Your task: Quote the material exactly from the line that contains "Convert this screenshot" through its last line. Any pictures are to be left out.

Working data:
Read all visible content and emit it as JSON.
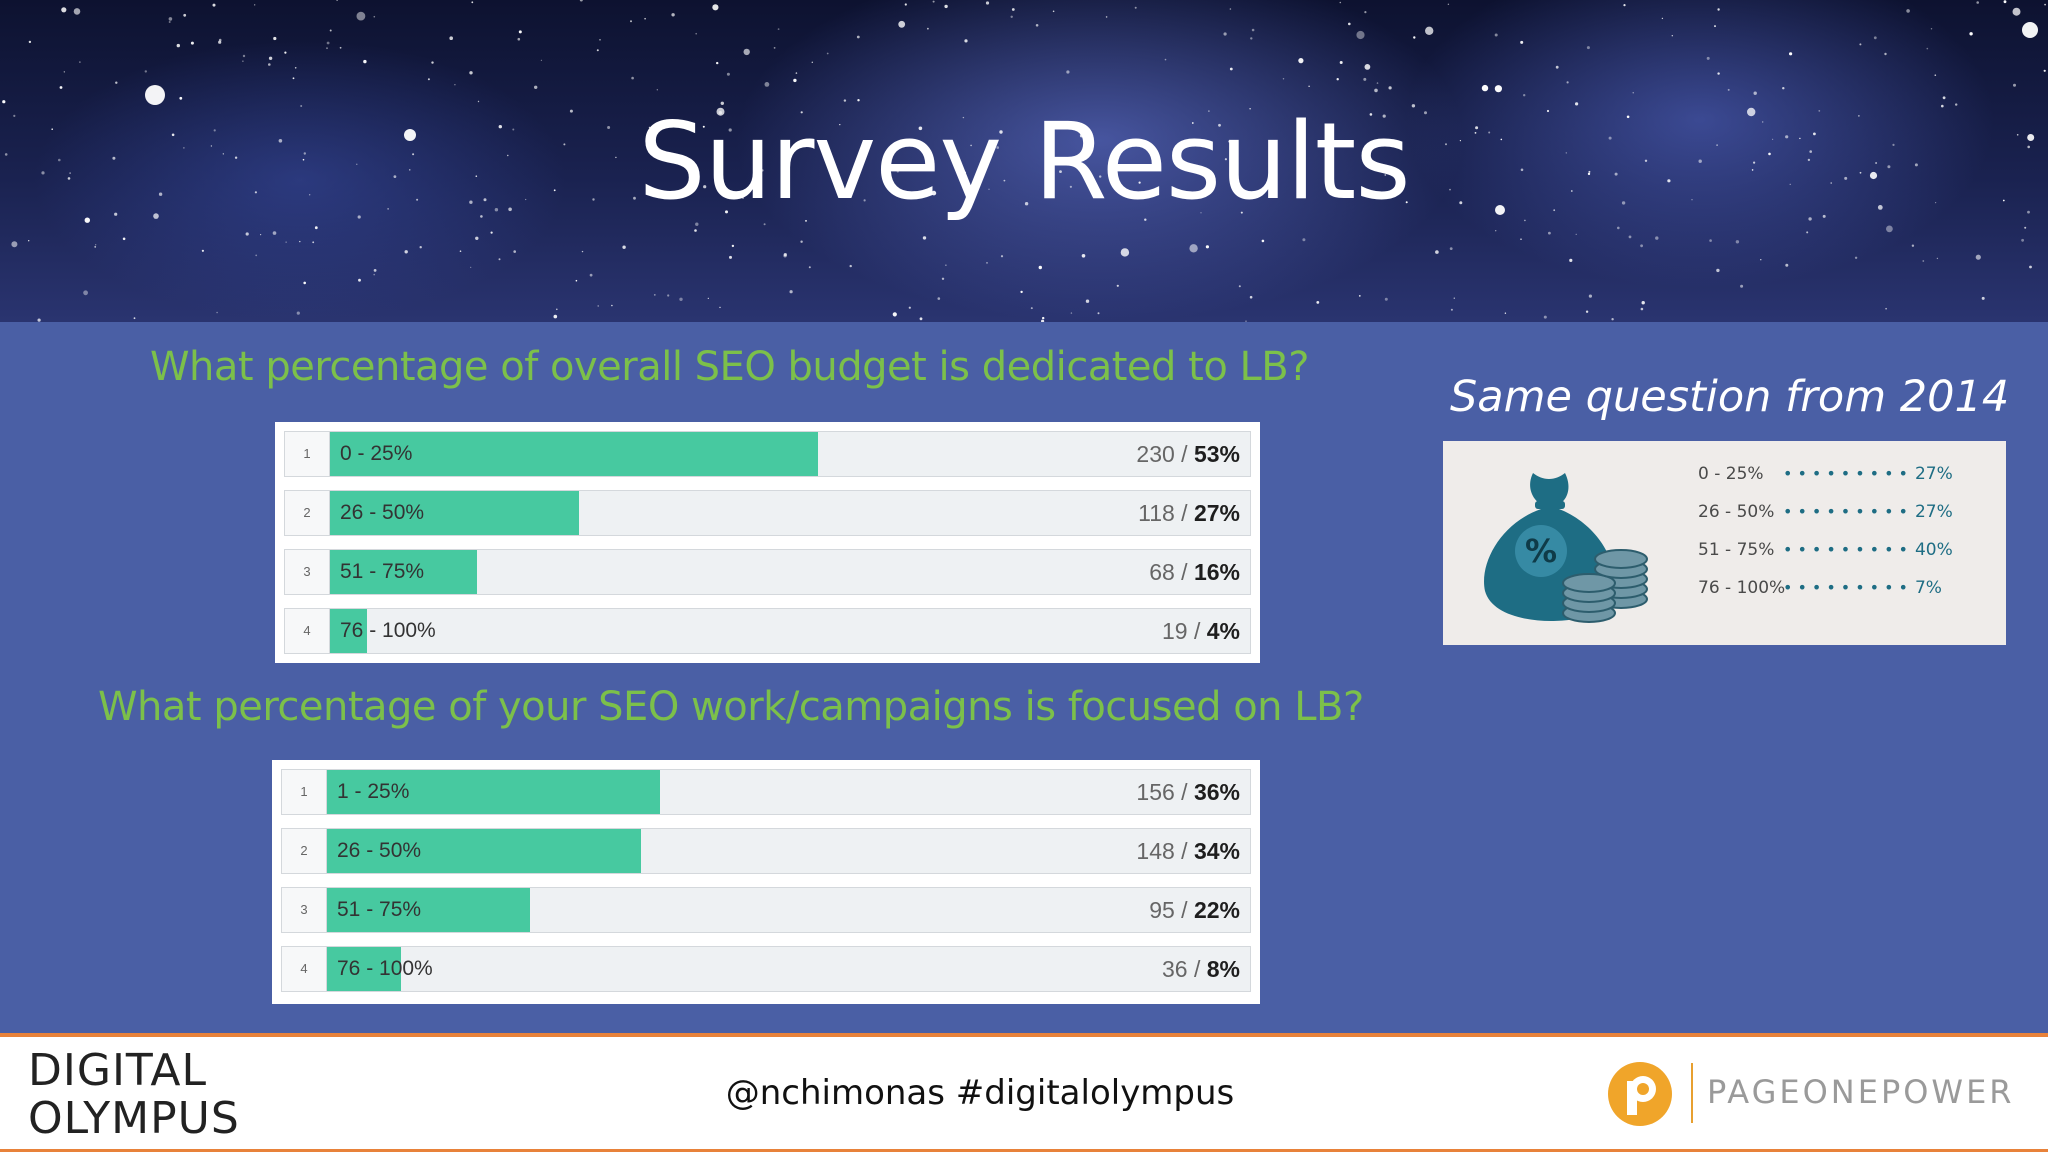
{
  "slide": {
    "title": "Survey Results",
    "question_1": "What percentage of overall SEO budget is dedicated to LB?",
    "question_2": "What percentage of your SEO work/campaigns is focused on LB?",
    "side_title": "Same question from 2014",
    "footer_handle": "@nchimonas #digitalolympus",
    "logo_left": {
      "line1": "DIGITAL",
      "line2": "OLYMPUS"
    },
    "logo_right": "PAGEONEPOWER"
  },
  "colors": {
    "background": "#4a5fa5",
    "question_text": "#7cc04a",
    "bar_fill": "#47c9a0",
    "footer_accent": "#e8823a",
    "bag_color": "#1e6d84"
  },
  "chart_data": [
    {
      "type": "bar",
      "orientation": "horizontal",
      "title": "What percentage of overall SEO budget is dedicated to LB?",
      "indices": [
        "1",
        "2",
        "3",
        "4"
      ],
      "categories": [
        "0 - 25%",
        "26 - 50%",
        "51 - 75%",
        "76 - 100%"
      ],
      "counts": [
        "230",
        "118",
        "68",
        "19"
      ],
      "percents": [
        "53%",
        "27%",
        "16%",
        "4%"
      ],
      "values": [
        53,
        27,
        16,
        4
      ]
    },
    {
      "type": "bar",
      "orientation": "horizontal",
      "title": "What percentage of your SEO work/campaigns is focused on LB?",
      "indices": [
        "1",
        "2",
        "3",
        "4"
      ],
      "categories": [
        "1 - 25%",
        "26 - 50%",
        "51 - 75%",
        "76 - 100%"
      ],
      "counts": [
        "156",
        "148",
        "95",
        "36"
      ],
      "percents": [
        "36%",
        "34%",
        "22%",
        "8%"
      ],
      "values": [
        36,
        34,
        22,
        8
      ]
    },
    {
      "type": "table",
      "title": "Same question from 2014",
      "categories": [
        "0 - 25%",
        "26 - 50%",
        "51 - 75%",
        "76 - 100%"
      ],
      "value_labels": [
        "27%",
        "27%",
        "40%",
        "7%"
      ],
      "values": [
        27,
        27,
        40,
        7
      ]
    }
  ]
}
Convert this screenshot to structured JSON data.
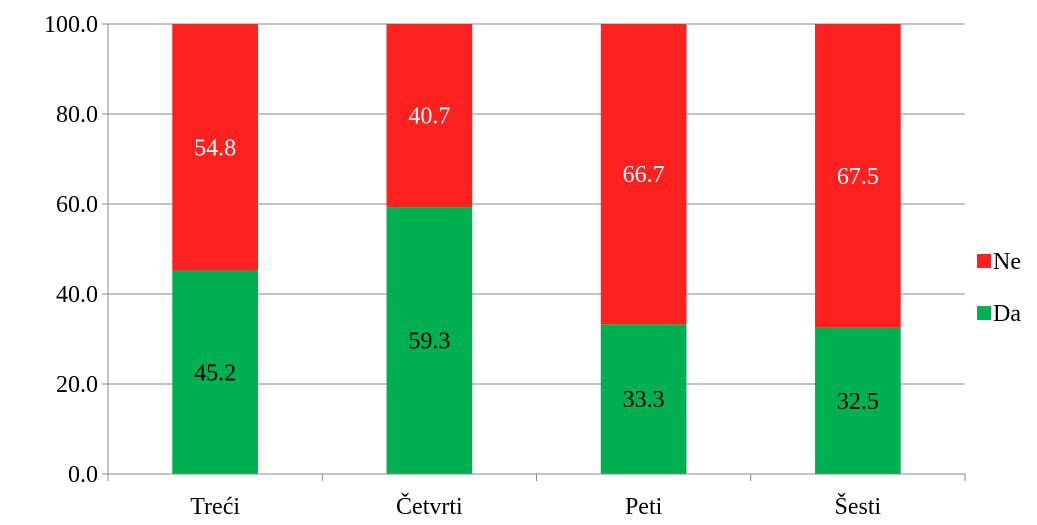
{
  "chart_data": {
    "type": "bar",
    "stacked": true,
    "categories": [
      "Treći",
      "Četvrti",
      "Peti",
      "Šesti"
    ],
    "series": [
      {
        "name": "Da",
        "color": "#00B050",
        "label_color": "#000000",
        "values": [
          45.2,
          59.3,
          33.3,
          32.5
        ]
      },
      {
        "name": "Ne",
        "color": "#FF2020",
        "label_color": "#FFFFFF",
        "values": [
          54.8,
          40.7,
          66.7,
          67.5
        ]
      }
    ],
    "ylim": [
      0,
      100
    ],
    "yticks": [
      "0.0",
      "20.0",
      "40.0",
      "60.0",
      "80.0",
      "100.0"
    ],
    "grid": true,
    "legend": {
      "placement": "right",
      "order": [
        "Ne",
        "Da"
      ]
    },
    "title": "",
    "xlabel": "",
    "ylabel": ""
  }
}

Completed task:
Convert this screenshot to structured JSON data.
{
  "chart_data": {
    "type": "bar",
    "stacked": true,
    "categories": [
      "Treći",
      "Četvrti",
      "Peti",
      "Šesti"
    ],
    "series": [
      {
        "name": "Da",
        "color": "#00B050",
        "label_color": "#000000",
        "values": [
          45.2,
          59.3,
          33.3,
          32.5
        ]
      },
      {
        "name": "Ne",
        "color": "#FF2020",
        "label_color": "#FFFFFF",
        "values": [
          54.8,
          40.7,
          66.7,
          67.5
        ]
      }
    ],
    "ylim": [
      0,
      100
    ],
    "yticks": [
      "0.0",
      "20.0",
      "40.0",
      "60.0",
      "80.0",
      "100.0"
    ],
    "grid": true,
    "legend": {
      "placement": "right",
      "order": [
        "Ne",
        "Da"
      ]
    },
    "title": "",
    "xlabel": "",
    "ylabel": ""
  }
}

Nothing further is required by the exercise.